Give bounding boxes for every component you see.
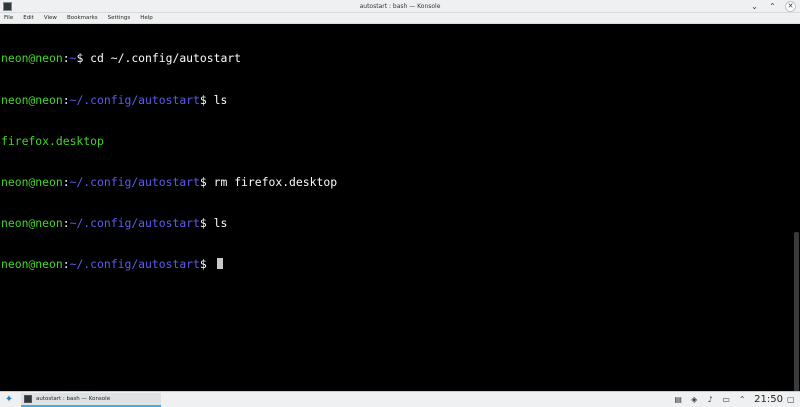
prompt-user: neon@neon xyxy=(1,215,63,230)
close-icon[interactable]: ✕ xyxy=(785,1,796,12)
terminal-line: firefox.desktop xyxy=(1,133,799,149)
prompt-symbol: $ xyxy=(199,256,214,271)
prompt-separator: : xyxy=(62,215,70,230)
plasma-launcher-icon[interactable]: ✦ xyxy=(3,394,15,406)
menu-help[interactable]: Help xyxy=(139,13,154,23)
battery-icon[interactable]: ▭ xyxy=(721,395,731,405)
prompt-symbol: $ xyxy=(199,215,214,230)
taskbar-task-konsole[interactable]: autostart : bash — Konsole xyxy=(21,392,161,407)
window-controls: ⌄ ⌃ ✕ xyxy=(749,1,796,12)
command-output: firefox.desktop xyxy=(1,133,104,148)
clipboard-icon[interactable]: ▤ xyxy=(673,395,683,405)
command-text: ls xyxy=(213,215,228,230)
prompt-user: neon@neon xyxy=(1,92,63,107)
prompt-path: ~/.config/autostart xyxy=(69,92,200,107)
terminal-line: neon@neon:~/.config/autostart$ ls xyxy=(1,215,799,231)
volume-icon[interactable]: ♪ xyxy=(705,395,715,405)
prompt-user: neon@neon xyxy=(1,51,63,66)
prompt-path: ~/.config/autostart xyxy=(69,174,200,189)
prompt-symbol: $ xyxy=(76,51,91,66)
prompt-path: ~/.config/autostart xyxy=(69,215,200,230)
menu-bar: File Edit View Bookmarks Settings Help xyxy=(0,13,800,24)
prompt-symbol: $ xyxy=(199,174,214,189)
command-text: cd ~/.config/autostart xyxy=(90,51,242,66)
maximize-icon[interactable]: ⌃ xyxy=(767,1,778,12)
prompt-user: neon@neon xyxy=(1,174,63,189)
terminal-output[interactable]: neon@neon:~$ cd ~/.config/autostart neon… xyxy=(0,24,800,407)
menu-settings[interactable]: Settings xyxy=(107,13,132,23)
prompt-separator: : xyxy=(62,92,70,107)
window-title: autostart : bash — Konsole xyxy=(359,3,441,10)
task-label: autostart : bash — Konsole xyxy=(36,395,111,402)
clock[interactable]: 21:50 xyxy=(754,392,783,407)
prompt-separator: : xyxy=(62,174,70,189)
title-bar[interactable]: autostart : bash — Konsole ⌄ ⌃ ✕ xyxy=(0,0,800,13)
prompt-separator: : xyxy=(62,51,70,66)
menu-view[interactable]: View xyxy=(43,13,58,23)
command-text: ls xyxy=(213,92,228,107)
network-icon[interactable]: ◈ xyxy=(689,395,699,405)
scrollbar[interactable] xyxy=(794,232,799,407)
minimize-icon[interactable]: ⌄ xyxy=(749,1,760,12)
terminal-line: neon@neon:~/.config/autostart$ ls xyxy=(1,92,799,108)
terminal-line: neon@neon:~$ cd ~/.config/autostart xyxy=(1,52,799,66)
command-text: rm firefox.desktop xyxy=(213,174,338,189)
taskbar: ✦ autostart : bash — Konsole ▤ ◈ ♪ ▭ ⌃ 2… xyxy=(0,391,800,407)
menu-bookmarks[interactable]: Bookmarks xyxy=(66,13,99,23)
konsole-window: autostart : bash — Konsole ⌄ ⌃ ✕ File Ed… xyxy=(0,0,800,407)
terminal-line: neon@neon:~/.config/autostart$ rm firefo… xyxy=(1,174,799,190)
text-cursor xyxy=(216,257,223,269)
system-tray: ▤ ◈ ♪ ▭ ⌃ 21:50 ▢ xyxy=(667,392,800,407)
prompt-separator: : xyxy=(62,256,70,271)
prompt-path: ~/.config/autostart xyxy=(69,256,200,271)
prompt-user: neon@neon xyxy=(1,256,63,271)
tray-expand-icon[interactable]: ⌃ xyxy=(737,395,747,405)
menu-file[interactable]: File xyxy=(3,13,14,23)
terminal-line: neon@neon:~/.config/autostart$ xyxy=(1,256,799,272)
konsole-task-icon xyxy=(24,394,32,403)
prompt-symbol: $ xyxy=(199,92,214,107)
show-desktop-icon[interactable]: ▢ xyxy=(787,395,797,405)
menu-edit[interactable]: Edit xyxy=(22,13,35,23)
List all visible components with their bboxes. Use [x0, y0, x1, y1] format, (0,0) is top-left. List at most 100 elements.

_GIVEN TASK_
Transcribe every line of the data above verbatim, omitting the pictures.

_SOLUTION FOR THIS TASK_
Give bounding boxes for every component you see.
prompt-user: neon@neon xyxy=(1,215,63,230)
close-icon[interactable]: ✕ xyxy=(785,1,796,12)
terminal-line: firefox.desktop xyxy=(1,133,799,149)
prompt-symbol: $ xyxy=(199,256,214,271)
prompt-separator: : xyxy=(62,215,70,230)
plasma-launcher-icon[interactable]: ✦ xyxy=(3,394,15,406)
menu-help[interactable]: Help xyxy=(139,13,154,23)
battery-icon[interactable]: ▭ xyxy=(721,395,731,405)
prompt-symbol: $ xyxy=(199,215,214,230)
taskbar-task-konsole[interactable]: autostart : bash — Konsole xyxy=(21,392,161,407)
window-controls: ⌄ ⌃ ✕ xyxy=(749,1,796,12)
command-output: firefox.desktop xyxy=(1,133,104,148)
clipboard-icon[interactable]: ▤ xyxy=(673,395,683,405)
command-text: ls xyxy=(213,215,228,230)
prompt-user: neon@neon xyxy=(1,92,63,107)
prompt-path: ~/.config/autostart xyxy=(69,92,200,107)
terminal-line: neon@neon:~/.config/autostart$ ls xyxy=(1,215,799,231)
volume-icon[interactable]: ♪ xyxy=(705,395,715,405)
prompt-user: neon@neon xyxy=(1,51,63,66)
prompt-path: ~/.config/autostart xyxy=(69,174,200,189)
prompt-symbol: $ xyxy=(76,51,91,66)
prompt-path: ~/.config/autostart xyxy=(69,215,200,230)
menu-bar: File Edit View Bookmarks Settings Help xyxy=(0,13,800,24)
prompt-symbol: $ xyxy=(199,174,214,189)
command-text: cd ~/.config/autostart xyxy=(90,51,242,66)
maximize-icon[interactable]: ⌃ xyxy=(767,1,778,12)
prompt-user: neon@neon xyxy=(1,174,63,189)
terminal-output[interactable]: neon@neon:~$ cd ~/.config/autostart neon… xyxy=(0,24,800,407)
menu-settings[interactable]: Settings xyxy=(107,13,132,23)
prompt-separator: : xyxy=(62,92,70,107)
window-title: autostart : bash — Konsole xyxy=(359,3,441,10)
task-label: autostart : bash — Konsole xyxy=(36,395,111,402)
clock[interactable]: 21:50 xyxy=(754,392,783,407)
prompt-separator: : xyxy=(62,174,70,189)
title-bar[interactable]: autostart : bash — Konsole ⌄ ⌃ ✕ xyxy=(0,0,800,13)
prompt-separator: : xyxy=(62,51,70,66)
menu-view[interactable]: View xyxy=(43,13,58,23)
command-text: ls xyxy=(213,92,228,107)
network-icon[interactable]: ◈ xyxy=(689,395,699,405)
scrollbar[interactable] xyxy=(794,232,799,407)
minimize-icon[interactable]: ⌄ xyxy=(749,1,760,12)
terminal-line: neon@neon:~/.config/autostart$ ls xyxy=(1,92,799,108)
terminal-line: neon@neon:~$ cd ~/.config/autostart xyxy=(1,52,799,66)
command-text: rm firefox.desktop xyxy=(213,174,338,189)
taskbar: ✦ autostart : bash — Konsole ▤ ◈ ♪ ▭ ⌃ 2… xyxy=(0,391,800,407)
menu-bookmarks[interactable]: Bookmarks xyxy=(66,13,99,23)
konsole-window: autostart : bash — Konsole ⌄ ⌃ ✕ File Ed… xyxy=(0,0,800,407)
terminal-line: neon@neon:~/.config/autostart$ rm firefo… xyxy=(1,174,799,190)
text-cursor xyxy=(216,257,223,269)
system-tray: ▤ ◈ ♪ ▭ ⌃ 21:50 ▢ xyxy=(667,392,800,407)
prompt-separator: : xyxy=(62,256,70,271)
prompt-path: ~/.config/autostart xyxy=(69,256,200,271)
prompt-user: neon@neon xyxy=(1,256,63,271)
tray-expand-icon[interactable]: ⌃ xyxy=(737,395,747,405)
menu-file[interactable]: File xyxy=(3,13,14,23)
terminal-line: neon@neon:~/.config/autostart$ xyxy=(1,256,799,272)
konsole-task-icon xyxy=(24,394,32,403)
prompt-symbol: $ xyxy=(199,92,214,107)
show-desktop-icon[interactable]: ▢ xyxy=(787,395,797,405)
menu-edit[interactable]: Edit xyxy=(22,13,35,23)
List all visible components with their bboxes. Use [x0, y0, x1, y1] format, (0,0) is top-left. List at most 100 elements.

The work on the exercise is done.